» **DESCRIPTION OF THE TASK**
Would you return each record that follows word for word, without its pictures?

» **GIVEN RECORDS**
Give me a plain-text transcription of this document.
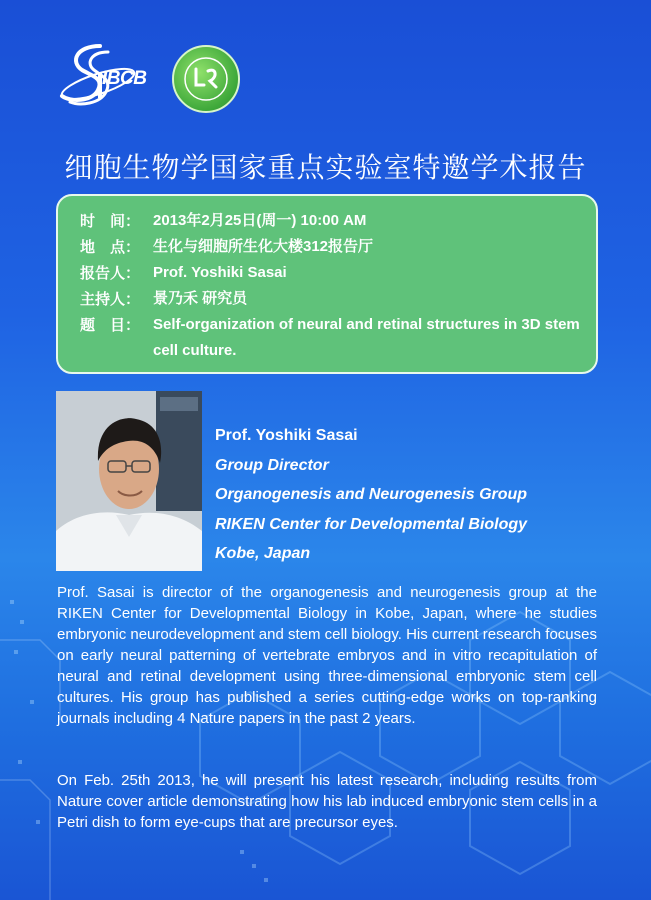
IBCB
细胞生物学国家重点实验室特邀学术报告
时　间： 2013年2月25日(周一) 10:00 AM
地　点： 生化与细胞所生化大楼312报告厅
报告人： Prof. Yoshiki Sasai
主持人： 景乃禾 研究员
题　目： Self-organization of neural and retinal structures in 3D stem cell culture.
Prof. Yoshiki Sasai
Group Director
Organogenesis and Neurogenesis Group
RIKEN Center for Developmental Biology
Kobe, Japan

Prof. Sasai is director of the organogenesis and neurogenesis group at the RIKEN Center for Developmental Biology in Kobe, Japan, where he studies embryonic neurodevelopment and stem cell biology. His current research focuses on early neural patterning of vertebrate embryos and in vitro recapitulation of neural and retinal development using three-dimensional embryonic stem cell cultures. His group has published a series cutting-edge works on top-ranking journals including 4 Nature papers in the past 2 years.

On Feb. 25th 2013, he will present his latest research, including results from Nature cover article demonstrating how his lab induced embryonic stem cells in a Petri dish to form eye-cups that are precursor eyes.
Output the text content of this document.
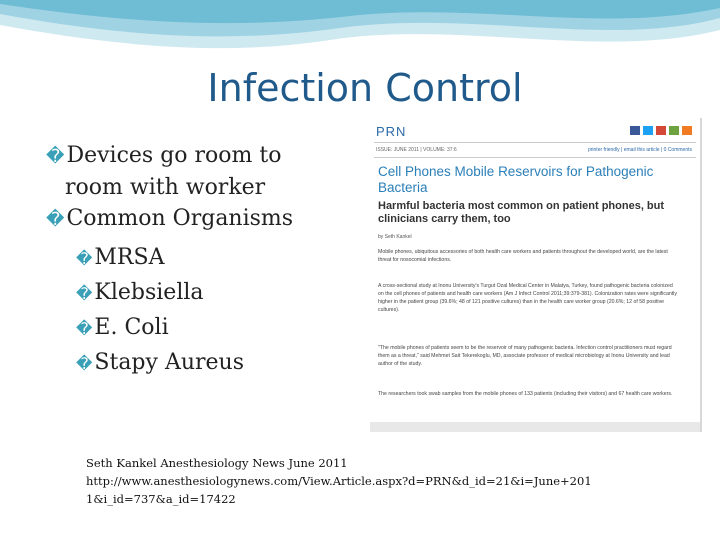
Infection Control
�Devices go room to
room with worker
�Common Organisms
�MRSA
�Klebsiella
�E. Coli
�Stapy Aureus
PRN
ISSUE: JUNE 2011 | VOLUME: 37:6	printer friendly | email this article | 0 Comments
Cell Phones Mobile Reservoirs for Pathogenic Bacteria
Harmful bacteria most common on patient phones, but clinicians carry them, too
by Seth Kankel
Mobile phones, ubiquitous accessories of both health care workers and patients throughout the developed world, are the latest threat for nosocomial infections.
A cross-sectional study at Inonu University's Turgut Ozal Medical Center in Malatya, Turkey, found pathogenic bacteria colonized on the cell phones of patients and health care workers (Am J Infect Control 2011;39:379-381). Colonization rates were significantly higher in the patient group (39.6%; 48 of 121 positive cultures) than in the health care worker group (20.6%; 12 of 58 positive cultures).
"The mobile phones of patients seem to be the reservoir of many pathogenic bacteria. Infection control practitioners must regard them as a threat," said Mehmet Sait Tekerekoglu, MD, associate professor of medical microbiology at Inonu University and lead author of the study.
The researchers took swab samples from the mobile phones of 133 patients (including their visitors) and 67 health care workers.
Seth Kankel Anesthesiology News June 2011
http://www.anesthesiologynews.com/View.Article.aspx?d=PRN&d_id=21&i=June+201
1&i_id=737&a_id=17422
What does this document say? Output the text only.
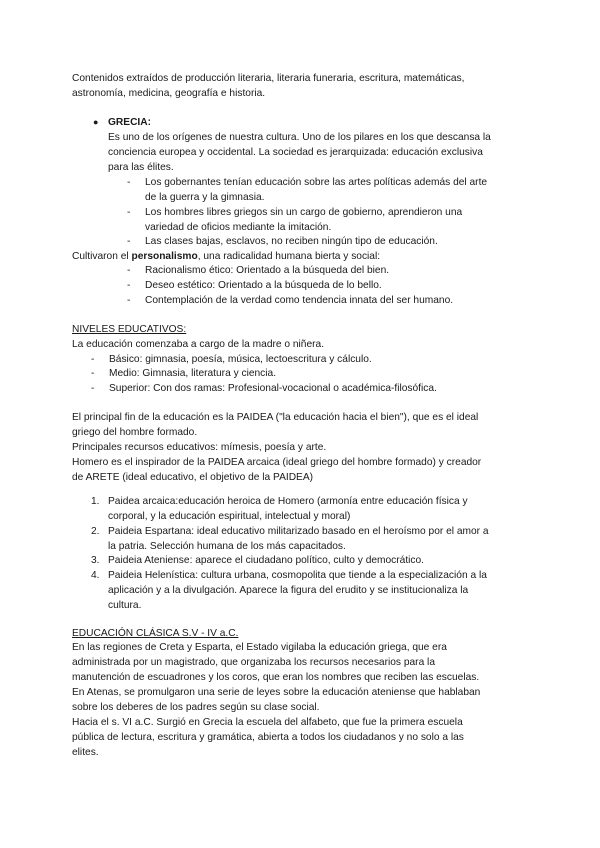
Contenidos extraídos de producción literaria, literaria funeraria, escritura, matemáticas,
astronomía, medicina, geografía e historia.
● GRECIA:
Es uno de los orígenes de nuestra cultura. Uno de los pilares en los que descansa la
conciencia europea y occidental. La sociedad es jerarquizada: educación exclusiva
para las élites.
- Los gobernantes tenían educación sobre las artes políticas además del arte
de la guerra y la gimnasia.
- Los hombres libres griegos sin un cargo de gobierno, aprendieron una
variedad de oficios mediante la imitación.
- Las clases bajas, esclavos, no reciben ningún tipo de educación.
Cultivaron el personalismo, una radicalidad humana bierta y social:
- Racionalismo ético: Orientado a la búsqueda del bien.
- Deseo estético: Orientado a la búsqueda de lo bello.
- Contemplación de la verdad como tendencia innata del ser humano.
NIVELES EDUCATIVOS:
La educación comenzaba a cargo de la madre o niñera.
- Básico: gimnasia, poesía, música, lectoescritura y cálculo.
- Medio: Gimnasia, literatura y ciencia.
- Superior: Con dos ramas: Profesional-vocacional o académica-filosófica.
El principal fin de la educación es la PAIDEA ("la educación hacia el bien"), que es el ideal
griego del hombre formado.
Principales recursos educativos: mímesis, poesía y arte.
Homero es el inspirador de la PAIDEA arcaica (ideal griego del hombre formado) y creador
de ARETE (ideal educativo, el objetivo de la PAIDEA)
1. Paidea arcaica:educación heroica de Homero (armonía entre educación física y
corporal, y la educación espiritual, intelectual y moral)
2. Paideia Espartana: ideal educativo militarizado basado en el heroísmo por el amor a
la patria. Selección humana de los más capacitados.
3. Paideia Ateniense: aparece el ciudadano político, culto y democrático.
4. Paideia Helenística: cultura urbana, cosmopolita que tiende a la especialización a la
aplicación y a la divulgación. Aparece la figura del erudito y se institucionaliza la
cultura.
EDUCACIÓN CLÁSICA S.V - IV a.C.
En las regiones de Creta y Esparta, el Estado vigilaba la educación griega, que era
administrada por un magistrado, que organizaba los recursos necesarios para la
manutención de escuadrones y los coros, que eran los nombres que reciben las escuelas.
En Atenas, se promulgaron una serie de leyes sobre la educación ateniense que hablaban
sobre los deberes de los padres según su clase social.
Hacia el s. VI a.C. Surgió en Grecia la escuela del alfabeto, que fue la primera escuela
pública de lectura, escritura y gramática, abierta a todos los ciudadanos y no solo a las
elites.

» **RESPONSE**
Give me a plain-text transcription of this document.
IBCB
细胞生物学国家重点实验室特邀学术报告
时　间： 2013年2月25日(周一) 10:00 AM
地　点： 生化与细胞所生化大楼312报告厅
报告人： Prof. Yoshiki Sasai
主持人： 景乃禾 研究员
题　目： Self-organization of neural and retinal structures in 3D stem cell culture.
Prof. Yoshiki Sasai
Group Director
Organogenesis and Neurogenesis Group
RIKEN Center for Developmental Biology
Kobe, Japan

Prof. Sasai is director of the organogenesis and neurogenesis group at the RIKEN Center for Developmental Biology in Kobe, Japan, where he studies embryonic neurodevelopment and stem cell biology. His current research focuses on early neural patterning of vertebrate embryos and in vitro recapitulation of neural and retinal development using three-dimensional embryonic stem cell cultures. His group has published a series cutting-edge works on top-ranking journals including 4 Nature papers in the past 2 years.

On Feb. 25th 2013, he will present his latest research, including results from Nature cover article demonstrating how his lab induced embryonic stem cells in a Petri dish to form eye-cups that are precursor eyes.
Output the text content of this document.
Infection Control
�Devices go room to
room with worker
�Common Organisms
�MRSA
�Klebsiella
�E. Coli
�Stapy Aureus
PRN
ISSUE: JUNE 2011 | VOLUME: 37:6	printer friendly | email this article | 0 Comments
Cell Phones Mobile Reservoirs for Pathogenic Bacteria
Harmful bacteria most common on patient phones, but clinicians carry them, too
by Seth Kankel
Mobile phones, ubiquitous accessories of both health care workers and patients throughout the developed world, are the latest threat for nosocomial infections.
A cross-sectional study at Inonu University's Turgut Ozal Medical Center in Malatya, Turkey, found pathogenic bacteria colonized on the cell phones of patients and health care workers (Am J Infect Control 2011;39:379-381). Colonization rates were significantly higher in the patient group (39.6%; 48 of 121 positive cultures) than in the health care worker group (20.6%; 12 of 58 positive cultures).
"The mobile phones of patients seem to be the reservoir of many pathogenic bacteria. Infection control practitioners must regard them as a threat," said Mehmet Sait Tekerekoglu, MD, associate professor of medical microbiology at Inonu University and lead author of the study.
The researchers took swab samples from the mobile phones of 133 patients (including their visitors) and 67 health care workers.
Seth Kankel Anesthesiology News June 2011
http://www.anesthesiologynews.com/View.Article.aspx?d=PRN&d_id=21&i=June+201
1&i_id=737&a_id=17422
What does this document say? Output the text only.
Contenidos extraídos de producción literaria, literaria funeraria, escritura, matemáticas,
astronomía, medicina, geografía e historia.
● GRECIA:
Es uno de los orígenes de nuestra cultura. Uno de los pilares en los que descansa la
conciencia europea y occidental. La sociedad es jerarquizada: educación exclusiva
para las élites.
- Los gobernantes tenían educación sobre las artes políticas además del arte
de la guerra y la gimnasia.
- Los hombres libres griegos sin un cargo de gobierno, aprendieron una
variedad de oficios mediante la imitación.
- Las clases bajas, esclavos, no reciben ningún tipo de educación.
Cultivaron el personalismo, una radicalidad humana bierta y social:
- Racionalismo ético: Orientado a la búsqueda del bien.
- Deseo estético: Orientado a la búsqueda de lo bello.
- Contemplación de la verdad como tendencia innata del ser humano.
NIVELES EDUCATIVOS:
La educación comenzaba a cargo de la madre o niñera.
- Básico: gimnasia, poesía, música, lectoescritura y cálculo.
- Medio: Gimnasia, literatura y ciencia.
- Superior: Con dos ramas: Profesional-vocacional o académica-filosófica.
El principal fin de la educación es la PAIDEA ("la educación hacia el bien"), que es el ideal
griego del hombre formado.
Principales recursos educativos: mímesis, poesía y arte.
Homero es el inspirador de la PAIDEA arcaica (ideal griego del hombre formado) y creador
de ARETE (ideal educativo, el objetivo de la PAIDEA)
1. Paidea arcaica:educación heroica de Homero (armonía entre educación física y
corporal, y la educación espiritual, intelectual y moral)
2. Paideia Espartana: ideal educativo militarizado basado en el heroísmo por el amor a
la patria. Selección humana de los más capacitados.
3. Paideia Ateniense: aparece el ciudadano político, culto y democrático.
4. Paideia Helenística: cultura urbana, cosmopolita que tiende a la especialización a la
aplicación y a la divulgación. Aparece la figura del erudito y se institucionaliza la
cultura.
EDUCACIÓN CLÁSICA S.V - IV a.C.
En las regiones de Creta y Esparta, el Estado vigilaba la educación griega, que era
administrada por un magistrado, que organizaba los recursos necesarios para la
manutención de escuadrones y los coros, que eran los nombres que reciben las escuelas.
En Atenas, se promulgaron una serie de leyes sobre la educación ateniense que hablaban
sobre los deberes de los padres según su clase social.
Hacia el s. VI a.C. Surgió en Grecia la escuela del alfabeto, que fue la primera escuela
pública de lectura, escritura y gramática, abierta a todos los ciudadanos y no solo a las
elites.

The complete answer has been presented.